» Problem details
Working from the line that contains "Transcribe the text in this document." down to the last line below, repeat each line exactly.

» Provided information

━━━━━━━━━━

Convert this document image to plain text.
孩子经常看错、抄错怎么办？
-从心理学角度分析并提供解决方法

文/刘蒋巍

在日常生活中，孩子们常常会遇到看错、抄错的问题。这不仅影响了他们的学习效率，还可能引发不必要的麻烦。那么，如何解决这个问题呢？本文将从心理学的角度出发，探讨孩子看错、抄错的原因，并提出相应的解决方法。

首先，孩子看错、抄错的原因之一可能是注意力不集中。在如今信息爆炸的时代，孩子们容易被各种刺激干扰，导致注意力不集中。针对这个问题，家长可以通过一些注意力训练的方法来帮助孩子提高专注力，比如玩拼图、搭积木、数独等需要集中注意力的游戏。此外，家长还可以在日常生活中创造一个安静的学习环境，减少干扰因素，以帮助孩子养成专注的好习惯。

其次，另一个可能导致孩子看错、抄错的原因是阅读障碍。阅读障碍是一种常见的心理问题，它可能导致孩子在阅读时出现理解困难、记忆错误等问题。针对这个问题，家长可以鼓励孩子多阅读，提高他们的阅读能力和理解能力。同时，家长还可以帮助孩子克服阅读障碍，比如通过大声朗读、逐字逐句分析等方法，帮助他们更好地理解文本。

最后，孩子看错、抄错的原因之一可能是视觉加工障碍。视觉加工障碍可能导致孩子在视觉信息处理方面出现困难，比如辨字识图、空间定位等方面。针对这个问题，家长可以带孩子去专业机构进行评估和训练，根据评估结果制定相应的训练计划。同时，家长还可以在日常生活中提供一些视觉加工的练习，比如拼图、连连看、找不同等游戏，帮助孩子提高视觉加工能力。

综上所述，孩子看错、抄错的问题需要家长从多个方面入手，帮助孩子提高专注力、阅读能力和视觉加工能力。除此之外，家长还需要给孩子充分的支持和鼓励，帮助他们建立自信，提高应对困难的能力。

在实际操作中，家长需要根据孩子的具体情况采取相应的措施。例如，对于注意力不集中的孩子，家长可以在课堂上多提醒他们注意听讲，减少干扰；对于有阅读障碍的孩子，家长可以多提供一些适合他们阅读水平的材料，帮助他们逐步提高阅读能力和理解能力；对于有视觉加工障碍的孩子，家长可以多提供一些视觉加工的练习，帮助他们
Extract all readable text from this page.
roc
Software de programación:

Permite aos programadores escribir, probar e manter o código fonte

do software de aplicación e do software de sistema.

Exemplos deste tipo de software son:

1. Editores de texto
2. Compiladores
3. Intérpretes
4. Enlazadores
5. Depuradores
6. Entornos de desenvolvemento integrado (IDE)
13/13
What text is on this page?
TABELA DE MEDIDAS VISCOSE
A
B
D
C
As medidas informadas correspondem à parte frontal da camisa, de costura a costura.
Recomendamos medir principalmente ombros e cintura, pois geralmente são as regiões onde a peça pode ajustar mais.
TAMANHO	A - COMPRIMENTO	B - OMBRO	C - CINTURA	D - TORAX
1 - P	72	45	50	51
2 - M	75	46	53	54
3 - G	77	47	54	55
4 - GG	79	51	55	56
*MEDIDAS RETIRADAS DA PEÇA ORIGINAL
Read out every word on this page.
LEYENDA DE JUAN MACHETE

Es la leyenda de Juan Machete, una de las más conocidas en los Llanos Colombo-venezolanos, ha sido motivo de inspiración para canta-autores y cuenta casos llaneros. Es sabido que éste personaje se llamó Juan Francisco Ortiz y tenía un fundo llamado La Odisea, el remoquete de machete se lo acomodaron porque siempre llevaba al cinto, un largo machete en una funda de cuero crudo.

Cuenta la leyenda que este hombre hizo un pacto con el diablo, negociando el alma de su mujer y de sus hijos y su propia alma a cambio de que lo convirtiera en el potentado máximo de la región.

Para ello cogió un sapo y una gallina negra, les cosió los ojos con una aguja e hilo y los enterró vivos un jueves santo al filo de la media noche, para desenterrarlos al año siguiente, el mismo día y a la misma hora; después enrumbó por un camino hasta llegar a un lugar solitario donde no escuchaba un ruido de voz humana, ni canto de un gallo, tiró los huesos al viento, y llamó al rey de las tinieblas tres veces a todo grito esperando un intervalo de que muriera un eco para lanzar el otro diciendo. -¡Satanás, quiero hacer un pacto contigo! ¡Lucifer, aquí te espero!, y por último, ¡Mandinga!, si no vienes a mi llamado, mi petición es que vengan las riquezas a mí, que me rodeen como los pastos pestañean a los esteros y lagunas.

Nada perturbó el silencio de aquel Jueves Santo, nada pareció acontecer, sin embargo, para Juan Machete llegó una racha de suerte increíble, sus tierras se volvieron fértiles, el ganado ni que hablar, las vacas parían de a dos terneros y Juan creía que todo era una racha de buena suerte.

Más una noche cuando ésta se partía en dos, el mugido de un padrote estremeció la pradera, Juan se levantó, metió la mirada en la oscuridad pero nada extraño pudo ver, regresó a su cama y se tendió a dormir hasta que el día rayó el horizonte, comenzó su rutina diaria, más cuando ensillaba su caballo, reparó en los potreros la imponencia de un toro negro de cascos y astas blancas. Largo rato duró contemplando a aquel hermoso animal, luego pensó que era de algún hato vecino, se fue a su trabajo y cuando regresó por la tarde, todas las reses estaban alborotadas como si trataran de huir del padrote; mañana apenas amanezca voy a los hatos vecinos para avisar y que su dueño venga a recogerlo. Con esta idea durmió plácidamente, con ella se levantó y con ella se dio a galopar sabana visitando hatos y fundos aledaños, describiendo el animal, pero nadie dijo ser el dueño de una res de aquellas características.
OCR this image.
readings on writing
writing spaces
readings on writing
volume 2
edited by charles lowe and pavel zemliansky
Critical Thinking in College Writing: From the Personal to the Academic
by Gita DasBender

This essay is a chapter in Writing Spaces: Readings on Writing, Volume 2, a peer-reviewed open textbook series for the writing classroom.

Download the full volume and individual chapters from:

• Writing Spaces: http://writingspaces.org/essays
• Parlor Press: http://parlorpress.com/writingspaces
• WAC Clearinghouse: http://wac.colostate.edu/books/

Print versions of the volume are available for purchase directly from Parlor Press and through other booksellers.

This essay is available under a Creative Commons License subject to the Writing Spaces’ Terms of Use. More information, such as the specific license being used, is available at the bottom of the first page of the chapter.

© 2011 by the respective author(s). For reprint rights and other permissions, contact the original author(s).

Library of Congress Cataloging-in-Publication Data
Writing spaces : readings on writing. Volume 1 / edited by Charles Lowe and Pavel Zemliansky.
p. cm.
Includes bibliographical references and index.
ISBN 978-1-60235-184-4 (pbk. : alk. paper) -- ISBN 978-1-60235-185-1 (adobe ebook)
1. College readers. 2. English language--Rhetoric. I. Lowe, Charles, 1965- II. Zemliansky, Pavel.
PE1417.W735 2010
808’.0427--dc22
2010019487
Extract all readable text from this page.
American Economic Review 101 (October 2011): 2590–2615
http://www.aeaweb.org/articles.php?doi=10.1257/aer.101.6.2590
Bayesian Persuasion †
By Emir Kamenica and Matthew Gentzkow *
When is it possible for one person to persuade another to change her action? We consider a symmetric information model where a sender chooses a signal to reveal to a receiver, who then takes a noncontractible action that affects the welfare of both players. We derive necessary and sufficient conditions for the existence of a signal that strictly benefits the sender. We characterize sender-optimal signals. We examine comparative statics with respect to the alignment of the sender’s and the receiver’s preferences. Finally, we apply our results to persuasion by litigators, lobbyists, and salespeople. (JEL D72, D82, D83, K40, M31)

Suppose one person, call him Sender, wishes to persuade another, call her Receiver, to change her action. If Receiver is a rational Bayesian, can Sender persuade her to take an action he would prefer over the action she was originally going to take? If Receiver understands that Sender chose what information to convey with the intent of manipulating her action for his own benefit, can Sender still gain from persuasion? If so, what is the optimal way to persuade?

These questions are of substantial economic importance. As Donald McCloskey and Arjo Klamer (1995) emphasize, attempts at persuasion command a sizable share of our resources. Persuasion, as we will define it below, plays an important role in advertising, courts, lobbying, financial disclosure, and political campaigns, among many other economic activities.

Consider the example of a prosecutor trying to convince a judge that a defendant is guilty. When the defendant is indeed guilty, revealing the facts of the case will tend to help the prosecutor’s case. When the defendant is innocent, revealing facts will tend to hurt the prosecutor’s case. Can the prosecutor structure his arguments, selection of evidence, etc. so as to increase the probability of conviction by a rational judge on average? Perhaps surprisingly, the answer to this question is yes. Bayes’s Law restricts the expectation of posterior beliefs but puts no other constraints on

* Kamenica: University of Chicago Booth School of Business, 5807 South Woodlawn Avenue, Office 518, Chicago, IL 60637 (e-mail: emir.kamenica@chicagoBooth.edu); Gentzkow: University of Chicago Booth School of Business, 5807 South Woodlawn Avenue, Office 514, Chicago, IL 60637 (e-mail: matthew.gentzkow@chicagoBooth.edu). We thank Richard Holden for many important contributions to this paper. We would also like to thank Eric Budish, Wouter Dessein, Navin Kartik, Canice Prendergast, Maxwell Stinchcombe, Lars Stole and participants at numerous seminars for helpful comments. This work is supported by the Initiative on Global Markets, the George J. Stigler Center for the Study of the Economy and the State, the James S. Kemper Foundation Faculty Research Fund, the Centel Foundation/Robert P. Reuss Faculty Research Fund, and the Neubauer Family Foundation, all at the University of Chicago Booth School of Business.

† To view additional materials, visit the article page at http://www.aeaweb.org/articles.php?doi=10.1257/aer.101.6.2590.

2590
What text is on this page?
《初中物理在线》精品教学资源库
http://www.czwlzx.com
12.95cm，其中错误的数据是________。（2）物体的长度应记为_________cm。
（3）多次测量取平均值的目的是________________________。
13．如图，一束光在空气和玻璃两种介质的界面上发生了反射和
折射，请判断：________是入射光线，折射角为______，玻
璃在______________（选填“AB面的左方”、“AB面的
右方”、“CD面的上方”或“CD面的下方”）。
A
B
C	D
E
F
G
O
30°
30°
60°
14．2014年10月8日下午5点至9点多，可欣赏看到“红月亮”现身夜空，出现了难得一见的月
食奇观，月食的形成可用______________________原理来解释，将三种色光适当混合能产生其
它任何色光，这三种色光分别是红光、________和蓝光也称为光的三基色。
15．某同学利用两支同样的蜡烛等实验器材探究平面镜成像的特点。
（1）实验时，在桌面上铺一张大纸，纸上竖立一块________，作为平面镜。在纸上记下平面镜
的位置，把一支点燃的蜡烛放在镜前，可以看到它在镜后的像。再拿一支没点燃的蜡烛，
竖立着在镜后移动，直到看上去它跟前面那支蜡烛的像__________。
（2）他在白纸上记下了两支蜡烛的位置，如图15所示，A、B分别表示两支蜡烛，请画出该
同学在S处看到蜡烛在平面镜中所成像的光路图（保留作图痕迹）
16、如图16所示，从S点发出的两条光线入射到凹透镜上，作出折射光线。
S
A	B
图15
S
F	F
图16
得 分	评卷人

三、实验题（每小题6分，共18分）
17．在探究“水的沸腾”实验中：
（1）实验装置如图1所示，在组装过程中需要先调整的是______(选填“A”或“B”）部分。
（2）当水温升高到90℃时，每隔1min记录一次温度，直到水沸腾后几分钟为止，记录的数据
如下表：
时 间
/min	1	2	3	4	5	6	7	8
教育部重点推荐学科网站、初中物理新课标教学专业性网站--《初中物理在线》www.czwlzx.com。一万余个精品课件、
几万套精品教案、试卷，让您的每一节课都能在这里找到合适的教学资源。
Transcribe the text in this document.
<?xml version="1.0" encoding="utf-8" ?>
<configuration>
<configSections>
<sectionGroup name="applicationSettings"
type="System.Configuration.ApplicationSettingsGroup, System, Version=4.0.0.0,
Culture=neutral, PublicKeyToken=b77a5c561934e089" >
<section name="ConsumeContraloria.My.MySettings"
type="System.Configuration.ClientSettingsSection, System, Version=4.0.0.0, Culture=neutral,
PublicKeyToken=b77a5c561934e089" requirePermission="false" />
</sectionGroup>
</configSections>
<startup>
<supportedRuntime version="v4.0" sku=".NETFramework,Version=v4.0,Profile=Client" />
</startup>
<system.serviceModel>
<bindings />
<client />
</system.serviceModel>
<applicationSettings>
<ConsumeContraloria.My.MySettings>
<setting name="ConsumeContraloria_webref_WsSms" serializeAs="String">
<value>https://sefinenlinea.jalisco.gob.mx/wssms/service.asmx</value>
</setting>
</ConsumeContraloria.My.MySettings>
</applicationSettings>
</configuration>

━━━━━━━━━━

» Expected answer
Transcribe the text in this document.
<?xml version="1.0" encoding="utf-8" ?>
<configuration>
<configSections>
<sectionGroup name="applicationSettings"
type="System.Configuration.ApplicationSettingsGroup, System, Version=4.0.0.0,
Culture=neutral, PublicKeyToken=b77a5c561934e089" >
<section name="ConsumeContraloria.My.MySettings"
type="System.Configuration.ClientSettingsSection, System, Version=4.0.0.0, Culture=neutral,
PublicKeyToken=b77a5c561934e089" requirePermission="false" />
</sectionGroup>
</configSections>
<startup>
<supportedRuntime version="v4.0" sku=".NETFramework,Version=v4.0,Profile=Client" />
</startup>
<system.serviceModel>
<bindings />
<client />
</system.serviceModel>
<applicationSettings>
<ConsumeContraloria.My.MySettings>
<setting name="ConsumeContraloria_webref_WsSms" serializeAs="String">
<value>https://sefinenlinea.jalisco.gob.mx/wssms/service.asmx</value>
</setting>
</ConsumeContraloria.My.MySettings>
</applicationSettings>
</configuration>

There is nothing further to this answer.